## [Extrait du document]
24 Juil

Pages d’été. Six BD SF pour prendre un peu de distance

Une météo capricieuse pour ne pas dire désastreuse, des élections au goût forcément amer, une violence endémique un peu partout sur la planète… on peut légitimement avoir envie d’être ailleurs, dans un autre monde, peut-être quelque part dans le futur ou dans l’espace. Mais rien ne dit que ce soit beaucoup mieux !

On commence avec Kaya, une bande dessinée 100% italienne qui nous embarque pour une Terre à la limite de l’asphyxie générale. Ses ressources naturelles sont épuisées, une partie de l’humanité a fui, l’autre tente de survivre au milieu des ruines, des animaux mutants et sous un ciel toxique. La jeune Kaya fait partie des derniers survivants. Avec son grand frère, elle tente de rejoindre le sud du pays où l’air serait dit-on plus respirable. Mais sur le chemin, Kaya se retrouve prise dans un piège avec une louve géante. Dans un monde où on ne peut plus compter sur qui que ce soit, pas même sur les derniers êtres humains, Kaya et la louve vont unir leurs forces pour survivre.

Avec un graphisme proche du cinéma d’animation et une bande son originale accessible via un QR code, Kaya est une petite curiosité même si le scénario n’a à priori rien d’exceptionnel ! Pour les amoureux de décors post-apocalyptiques. (Kaya, de Barbato, Cavallini, Tenderini et Lanfranconi. Glénat. 18,50€)

Ils nous avaient emmenés dans un monde à la Jules Verne avec Le Voyage extraordinaire, Silvio Camboni et Denis-Pierre Filippi sont de retour avec Prima Spatia, de la SF de haut vol mettant en scène une jeune fille de 17 ans, Alba, cloitrée pour sa sécurité sur un astéroïde privé, loin de tout, loin de ses parents, jusqu’au jour où elle est enlevée et se retrouve, elle et sa gouvernante, à errer pendant des mois à travers l’espace avant d’être finalement recueillie à bord de La Flèche, un navire cosmique conçu pour chasser les créatures stellaires…

Dès les premières pages du volet d’ouverture, le ton était donné, Prima Spatia faisait dans la grande aventure intergalactique tendance space opera avec un dessin, des couleurs, une galerie de personnages, de toute beauté et un scénario relativement classique mais malin, glissant ici et là quelques problématiques contemporaines. Le deuxième volet paru en février dernier ne déçoit pas et on attend maintenant le dénouement dans un troisième volet qui devrait paraître d’ici à quelques mois. (La Traque, Prima Spatia tome 2, de Filippi et Camboni. Vents d’Ouest. 14,95€)

Ce fut l’un de nos gros coups de cœur du début 2023, Kosmograd du Carpentrassien Bonaventure, alias Baptiste Corteggiani, nous embarquait pour une ville refuge perdue au milieu d’un monde dévasté par les catastrophes climatiques. Là se bâtissait, dit-on, l’avenir de l’humanité et plus véritablement l’avenir d’une élite assurée de fuir la planète via l’ascenseur orbital alors en construction. Mais la population, pas dupe de l’affaire, avait bien l’intention de manifester sa colère malgré la répression sévère promise par le régime totalitaire en place. Et parmi elle, Zoya, Paouk et Ev, trois jeunes nanas bien décidées à se faire entendre et à révéler une vérité pas vraiment jolie jolie.

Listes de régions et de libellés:

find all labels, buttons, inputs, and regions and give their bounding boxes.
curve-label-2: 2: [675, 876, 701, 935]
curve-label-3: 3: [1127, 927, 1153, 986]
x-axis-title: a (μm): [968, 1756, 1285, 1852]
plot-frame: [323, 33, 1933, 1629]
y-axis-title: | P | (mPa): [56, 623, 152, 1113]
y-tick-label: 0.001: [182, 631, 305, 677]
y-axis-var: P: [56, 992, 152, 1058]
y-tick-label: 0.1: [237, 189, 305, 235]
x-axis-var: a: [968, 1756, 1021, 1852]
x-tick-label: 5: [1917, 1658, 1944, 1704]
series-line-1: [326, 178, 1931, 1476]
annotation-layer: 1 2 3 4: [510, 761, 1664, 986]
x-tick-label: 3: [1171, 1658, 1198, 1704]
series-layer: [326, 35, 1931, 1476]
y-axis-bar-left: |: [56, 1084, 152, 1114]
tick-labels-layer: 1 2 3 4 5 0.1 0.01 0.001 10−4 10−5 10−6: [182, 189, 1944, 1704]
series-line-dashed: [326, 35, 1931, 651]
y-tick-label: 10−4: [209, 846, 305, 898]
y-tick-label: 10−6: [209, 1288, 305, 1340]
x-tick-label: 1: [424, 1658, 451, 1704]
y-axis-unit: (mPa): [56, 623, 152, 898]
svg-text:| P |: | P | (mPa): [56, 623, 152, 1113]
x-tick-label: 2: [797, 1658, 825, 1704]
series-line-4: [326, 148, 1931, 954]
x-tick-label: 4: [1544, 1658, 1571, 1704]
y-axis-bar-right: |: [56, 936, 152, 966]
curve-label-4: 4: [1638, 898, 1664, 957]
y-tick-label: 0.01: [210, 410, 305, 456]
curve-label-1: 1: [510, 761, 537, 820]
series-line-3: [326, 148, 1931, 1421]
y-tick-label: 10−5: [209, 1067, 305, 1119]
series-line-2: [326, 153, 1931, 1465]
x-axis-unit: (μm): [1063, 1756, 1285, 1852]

## [Exercices]
**A.** Dans l'extrait sur les bandes dessinées de science-fiction, quel est le nom du navire cosmique à bord duquel Alba est finalement recueillie ?
**B.** Traduisez en anglais la phrase suivante de l'extrait sur les bandes dessinées de science-fiction : « Ses ressources naturelles sont épuisées, une partie de l’humanité a fui, l’autre tente de survivre au milieu des ruines, des animaux mutants et sous un ciel toxique. »
**C.** Énumérez tous les noms d'auteurs indiqués entre parenthèses pour la bande dessinée Kaya dans l'extrait sur les bandes dessinées de science-fiction.

## [Réponses par exercice]
**A.** La Flèche.

**B.** Its natural resources are exhausted, part of humanity has fled, and the rest is trying to survive amid the ruins and the mutant animals, under a toxic sky.

**C.** Barbato, Cavallini, Tenderini, Lanfranconi